WHAT THE TASK REQUIRES: Only a number is wanted here: the number of lines of the data that include "samples".

EXERCISE MATERIAL:
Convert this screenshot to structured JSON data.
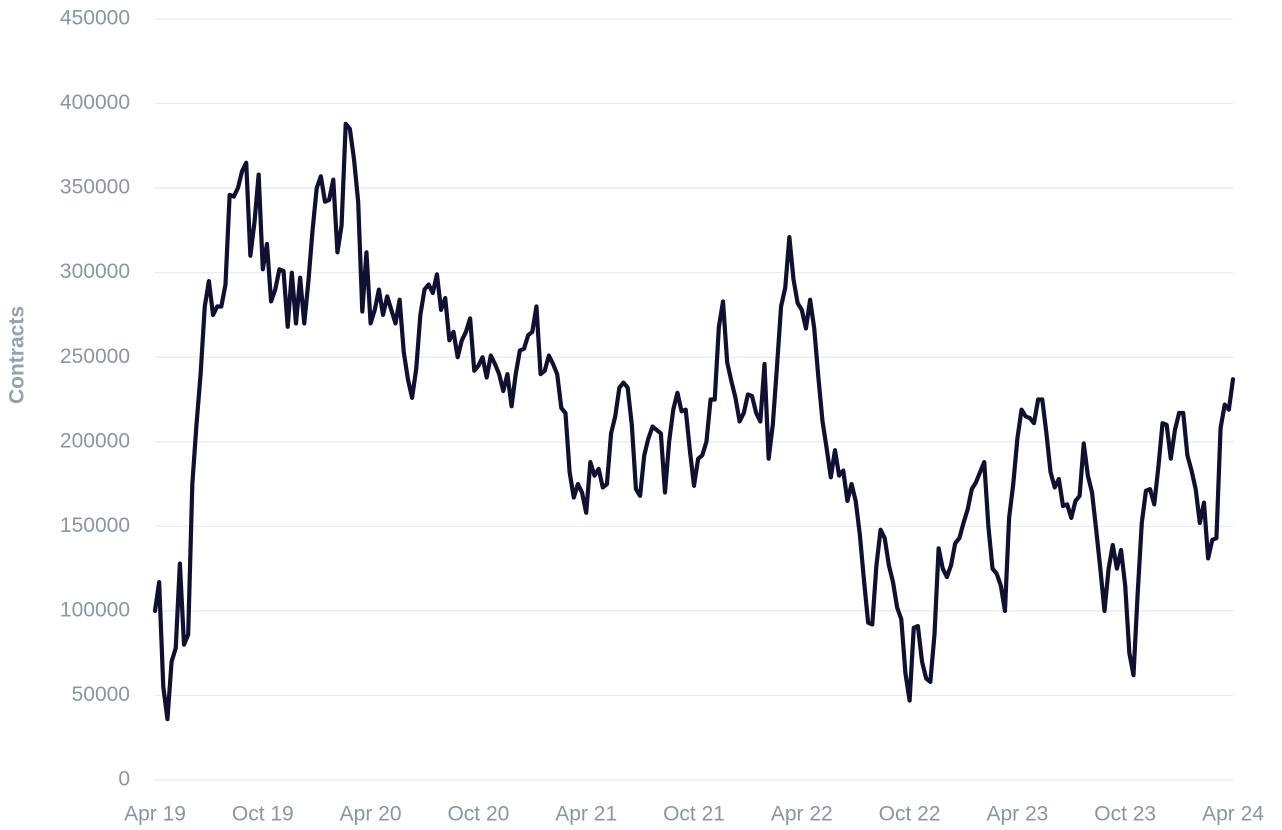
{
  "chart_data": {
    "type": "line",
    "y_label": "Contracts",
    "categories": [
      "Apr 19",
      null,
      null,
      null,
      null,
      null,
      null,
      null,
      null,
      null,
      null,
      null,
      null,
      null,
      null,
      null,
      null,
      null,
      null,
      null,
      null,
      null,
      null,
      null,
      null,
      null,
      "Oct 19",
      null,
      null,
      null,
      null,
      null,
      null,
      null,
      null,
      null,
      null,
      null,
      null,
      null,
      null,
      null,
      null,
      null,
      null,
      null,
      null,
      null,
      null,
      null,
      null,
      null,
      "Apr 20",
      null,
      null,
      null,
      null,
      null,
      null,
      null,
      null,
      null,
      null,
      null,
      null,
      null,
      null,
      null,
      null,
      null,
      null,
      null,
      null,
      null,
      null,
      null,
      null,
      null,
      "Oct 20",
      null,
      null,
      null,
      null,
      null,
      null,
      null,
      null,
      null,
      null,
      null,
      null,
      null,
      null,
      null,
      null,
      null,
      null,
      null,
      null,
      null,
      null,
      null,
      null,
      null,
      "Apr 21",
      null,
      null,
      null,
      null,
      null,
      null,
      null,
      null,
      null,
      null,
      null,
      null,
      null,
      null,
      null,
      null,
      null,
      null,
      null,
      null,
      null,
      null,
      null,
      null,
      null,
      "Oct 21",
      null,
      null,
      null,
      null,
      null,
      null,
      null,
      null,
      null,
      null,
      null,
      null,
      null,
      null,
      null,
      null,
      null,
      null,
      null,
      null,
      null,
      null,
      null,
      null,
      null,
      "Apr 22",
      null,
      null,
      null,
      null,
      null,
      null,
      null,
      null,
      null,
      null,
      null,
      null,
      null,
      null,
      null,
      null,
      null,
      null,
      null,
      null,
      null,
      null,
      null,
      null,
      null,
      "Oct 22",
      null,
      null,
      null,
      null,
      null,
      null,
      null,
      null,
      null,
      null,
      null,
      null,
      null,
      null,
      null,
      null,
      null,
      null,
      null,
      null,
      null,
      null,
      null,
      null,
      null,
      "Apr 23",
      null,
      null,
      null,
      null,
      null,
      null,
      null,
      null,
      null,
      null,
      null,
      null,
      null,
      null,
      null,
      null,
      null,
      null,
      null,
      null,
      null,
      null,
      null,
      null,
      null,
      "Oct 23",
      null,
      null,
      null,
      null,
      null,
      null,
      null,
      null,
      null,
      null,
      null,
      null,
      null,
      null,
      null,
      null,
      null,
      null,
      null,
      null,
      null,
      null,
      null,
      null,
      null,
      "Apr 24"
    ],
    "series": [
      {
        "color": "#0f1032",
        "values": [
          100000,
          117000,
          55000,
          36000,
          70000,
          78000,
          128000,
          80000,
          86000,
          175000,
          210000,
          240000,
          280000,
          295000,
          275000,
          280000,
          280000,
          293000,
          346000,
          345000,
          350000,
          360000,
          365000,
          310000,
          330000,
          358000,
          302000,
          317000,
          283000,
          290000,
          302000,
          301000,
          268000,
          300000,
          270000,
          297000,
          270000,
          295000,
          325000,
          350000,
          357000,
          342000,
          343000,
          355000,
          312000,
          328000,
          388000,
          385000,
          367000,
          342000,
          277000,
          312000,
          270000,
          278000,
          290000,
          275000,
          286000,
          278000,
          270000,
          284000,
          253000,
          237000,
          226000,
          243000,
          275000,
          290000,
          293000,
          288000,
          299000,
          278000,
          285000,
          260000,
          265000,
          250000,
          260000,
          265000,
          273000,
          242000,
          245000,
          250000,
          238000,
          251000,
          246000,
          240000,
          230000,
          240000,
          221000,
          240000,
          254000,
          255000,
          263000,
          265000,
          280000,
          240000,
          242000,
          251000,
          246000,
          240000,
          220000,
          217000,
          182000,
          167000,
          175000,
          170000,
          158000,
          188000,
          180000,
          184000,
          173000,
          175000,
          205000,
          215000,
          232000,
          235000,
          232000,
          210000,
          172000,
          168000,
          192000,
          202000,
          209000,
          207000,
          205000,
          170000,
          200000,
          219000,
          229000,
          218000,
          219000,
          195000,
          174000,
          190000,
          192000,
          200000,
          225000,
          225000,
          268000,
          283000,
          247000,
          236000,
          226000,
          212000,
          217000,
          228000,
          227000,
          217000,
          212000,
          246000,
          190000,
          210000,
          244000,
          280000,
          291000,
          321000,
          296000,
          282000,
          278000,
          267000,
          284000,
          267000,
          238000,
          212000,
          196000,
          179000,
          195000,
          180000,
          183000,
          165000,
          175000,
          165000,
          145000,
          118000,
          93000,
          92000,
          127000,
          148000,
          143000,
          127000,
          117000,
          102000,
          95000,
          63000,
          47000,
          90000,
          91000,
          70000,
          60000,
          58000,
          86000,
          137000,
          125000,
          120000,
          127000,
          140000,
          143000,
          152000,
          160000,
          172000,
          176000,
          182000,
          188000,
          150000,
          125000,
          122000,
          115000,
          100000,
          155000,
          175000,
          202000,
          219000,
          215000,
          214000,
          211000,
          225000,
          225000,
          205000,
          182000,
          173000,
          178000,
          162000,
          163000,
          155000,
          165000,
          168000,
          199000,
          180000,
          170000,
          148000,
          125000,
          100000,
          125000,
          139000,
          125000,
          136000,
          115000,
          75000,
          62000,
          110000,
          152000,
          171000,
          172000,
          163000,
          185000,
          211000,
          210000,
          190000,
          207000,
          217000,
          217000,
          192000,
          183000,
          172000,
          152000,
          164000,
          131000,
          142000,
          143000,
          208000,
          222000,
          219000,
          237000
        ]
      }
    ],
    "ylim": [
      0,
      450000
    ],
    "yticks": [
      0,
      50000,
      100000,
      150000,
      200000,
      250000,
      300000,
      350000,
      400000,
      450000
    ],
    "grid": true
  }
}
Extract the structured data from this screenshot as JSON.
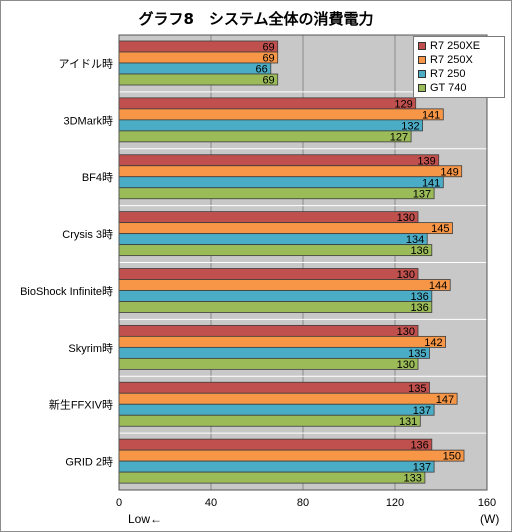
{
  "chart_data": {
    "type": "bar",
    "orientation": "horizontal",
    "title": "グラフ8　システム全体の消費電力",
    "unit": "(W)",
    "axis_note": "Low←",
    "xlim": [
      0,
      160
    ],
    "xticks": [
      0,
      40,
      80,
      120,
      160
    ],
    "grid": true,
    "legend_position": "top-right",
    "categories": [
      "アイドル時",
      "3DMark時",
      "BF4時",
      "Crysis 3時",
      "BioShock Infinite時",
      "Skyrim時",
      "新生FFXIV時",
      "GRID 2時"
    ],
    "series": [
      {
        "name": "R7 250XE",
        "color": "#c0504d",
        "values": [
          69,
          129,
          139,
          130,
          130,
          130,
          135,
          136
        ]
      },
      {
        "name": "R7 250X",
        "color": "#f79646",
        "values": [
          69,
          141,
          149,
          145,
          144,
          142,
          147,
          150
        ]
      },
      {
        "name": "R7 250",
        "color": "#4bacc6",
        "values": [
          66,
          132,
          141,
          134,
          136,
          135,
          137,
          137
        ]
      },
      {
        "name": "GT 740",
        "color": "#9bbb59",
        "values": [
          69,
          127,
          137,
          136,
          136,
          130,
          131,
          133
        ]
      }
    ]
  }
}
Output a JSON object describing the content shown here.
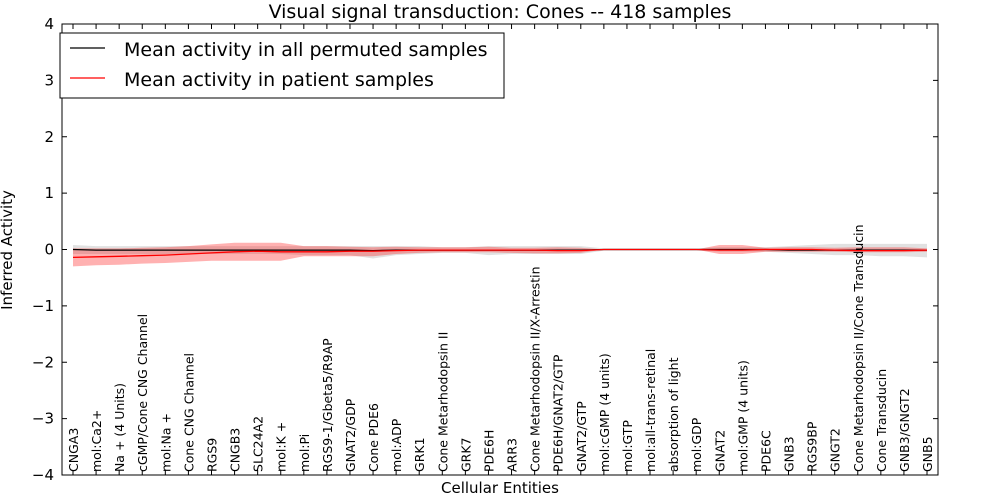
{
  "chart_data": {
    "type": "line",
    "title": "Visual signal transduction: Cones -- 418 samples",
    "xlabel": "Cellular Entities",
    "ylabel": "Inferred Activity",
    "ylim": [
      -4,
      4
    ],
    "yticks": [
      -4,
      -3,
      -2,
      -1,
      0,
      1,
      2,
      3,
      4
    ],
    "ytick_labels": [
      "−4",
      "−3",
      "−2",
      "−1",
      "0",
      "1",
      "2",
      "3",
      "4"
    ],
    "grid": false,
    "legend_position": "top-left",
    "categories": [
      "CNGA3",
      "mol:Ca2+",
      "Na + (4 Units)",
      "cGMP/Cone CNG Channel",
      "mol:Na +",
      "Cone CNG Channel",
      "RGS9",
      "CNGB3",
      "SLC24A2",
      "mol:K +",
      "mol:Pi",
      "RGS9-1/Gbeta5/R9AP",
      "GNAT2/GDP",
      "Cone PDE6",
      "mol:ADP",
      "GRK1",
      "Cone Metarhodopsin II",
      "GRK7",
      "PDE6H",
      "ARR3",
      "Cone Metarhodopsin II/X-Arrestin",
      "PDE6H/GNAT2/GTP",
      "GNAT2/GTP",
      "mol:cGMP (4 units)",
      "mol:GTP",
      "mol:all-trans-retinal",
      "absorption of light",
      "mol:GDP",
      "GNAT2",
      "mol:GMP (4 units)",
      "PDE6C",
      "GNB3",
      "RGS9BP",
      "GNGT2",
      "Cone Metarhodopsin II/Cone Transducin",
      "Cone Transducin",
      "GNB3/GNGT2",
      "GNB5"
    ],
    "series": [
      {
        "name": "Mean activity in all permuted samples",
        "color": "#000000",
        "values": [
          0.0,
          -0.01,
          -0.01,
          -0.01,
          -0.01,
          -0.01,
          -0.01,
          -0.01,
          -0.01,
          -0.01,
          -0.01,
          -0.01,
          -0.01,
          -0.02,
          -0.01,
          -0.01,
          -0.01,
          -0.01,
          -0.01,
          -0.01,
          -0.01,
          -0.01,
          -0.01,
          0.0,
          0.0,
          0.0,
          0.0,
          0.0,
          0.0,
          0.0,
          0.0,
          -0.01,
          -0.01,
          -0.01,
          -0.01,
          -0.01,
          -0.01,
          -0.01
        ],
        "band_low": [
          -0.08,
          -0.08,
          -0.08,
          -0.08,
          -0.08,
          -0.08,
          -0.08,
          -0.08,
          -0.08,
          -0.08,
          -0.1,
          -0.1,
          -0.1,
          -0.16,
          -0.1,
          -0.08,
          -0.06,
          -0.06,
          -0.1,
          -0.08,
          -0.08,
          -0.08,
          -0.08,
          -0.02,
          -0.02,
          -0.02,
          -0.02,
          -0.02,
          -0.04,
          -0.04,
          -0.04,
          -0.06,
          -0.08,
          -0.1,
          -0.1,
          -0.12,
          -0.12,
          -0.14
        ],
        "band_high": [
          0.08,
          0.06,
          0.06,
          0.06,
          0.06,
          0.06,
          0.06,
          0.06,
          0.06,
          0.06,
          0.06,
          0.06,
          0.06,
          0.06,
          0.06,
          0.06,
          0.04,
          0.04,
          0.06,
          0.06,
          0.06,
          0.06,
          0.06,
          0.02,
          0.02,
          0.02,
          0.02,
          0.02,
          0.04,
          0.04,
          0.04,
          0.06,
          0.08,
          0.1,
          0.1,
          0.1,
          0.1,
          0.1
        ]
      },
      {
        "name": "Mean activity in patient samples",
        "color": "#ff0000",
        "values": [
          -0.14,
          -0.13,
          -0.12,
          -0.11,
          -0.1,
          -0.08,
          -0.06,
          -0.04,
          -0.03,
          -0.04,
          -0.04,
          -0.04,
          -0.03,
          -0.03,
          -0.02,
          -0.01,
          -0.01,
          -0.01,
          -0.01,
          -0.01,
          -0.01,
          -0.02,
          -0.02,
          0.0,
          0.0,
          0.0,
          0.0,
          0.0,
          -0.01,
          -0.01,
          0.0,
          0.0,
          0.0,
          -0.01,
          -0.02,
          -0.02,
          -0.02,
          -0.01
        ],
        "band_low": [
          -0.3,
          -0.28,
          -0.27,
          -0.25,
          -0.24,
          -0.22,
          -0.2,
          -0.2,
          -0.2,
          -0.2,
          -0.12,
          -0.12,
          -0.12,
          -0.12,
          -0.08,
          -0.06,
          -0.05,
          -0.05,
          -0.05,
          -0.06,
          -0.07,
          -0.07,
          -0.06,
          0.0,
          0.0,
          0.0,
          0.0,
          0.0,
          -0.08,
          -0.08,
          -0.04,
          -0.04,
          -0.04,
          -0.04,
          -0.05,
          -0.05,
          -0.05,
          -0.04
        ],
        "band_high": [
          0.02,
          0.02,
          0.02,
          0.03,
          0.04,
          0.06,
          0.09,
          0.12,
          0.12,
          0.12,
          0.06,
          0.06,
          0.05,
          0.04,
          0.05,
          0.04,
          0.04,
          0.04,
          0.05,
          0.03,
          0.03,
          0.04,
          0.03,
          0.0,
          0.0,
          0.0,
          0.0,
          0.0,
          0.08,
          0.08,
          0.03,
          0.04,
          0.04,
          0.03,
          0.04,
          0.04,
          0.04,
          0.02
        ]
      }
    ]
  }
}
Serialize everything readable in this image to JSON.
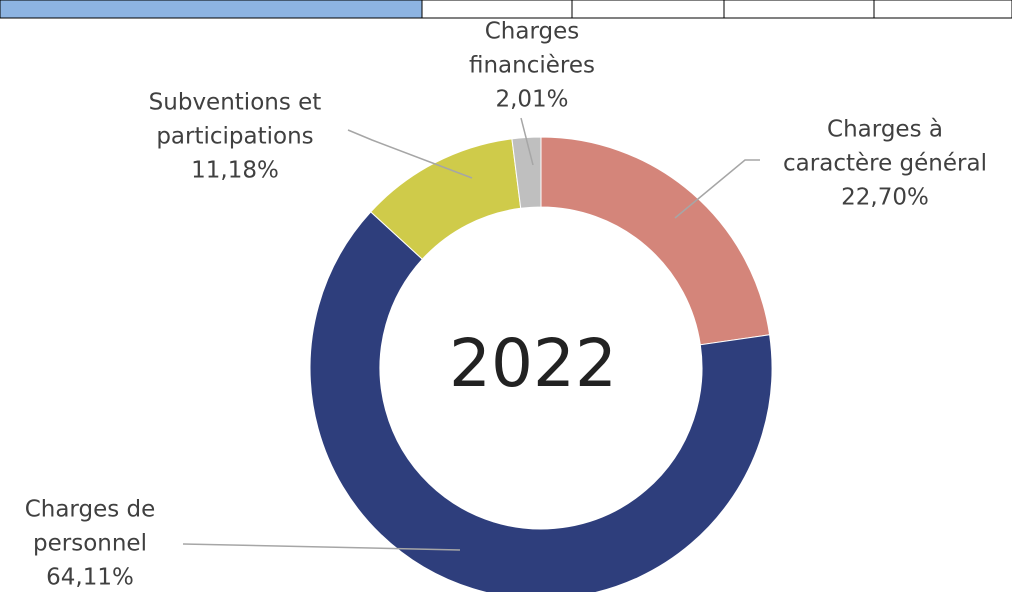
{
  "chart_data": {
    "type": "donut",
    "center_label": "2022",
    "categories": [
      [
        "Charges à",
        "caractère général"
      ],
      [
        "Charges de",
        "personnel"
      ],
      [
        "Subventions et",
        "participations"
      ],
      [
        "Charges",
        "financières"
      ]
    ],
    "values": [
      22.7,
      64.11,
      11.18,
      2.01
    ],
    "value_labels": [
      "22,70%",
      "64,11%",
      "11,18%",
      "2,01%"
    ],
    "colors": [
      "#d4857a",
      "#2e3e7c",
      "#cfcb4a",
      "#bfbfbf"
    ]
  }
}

RESPONSE TO THE EXERCISE: 3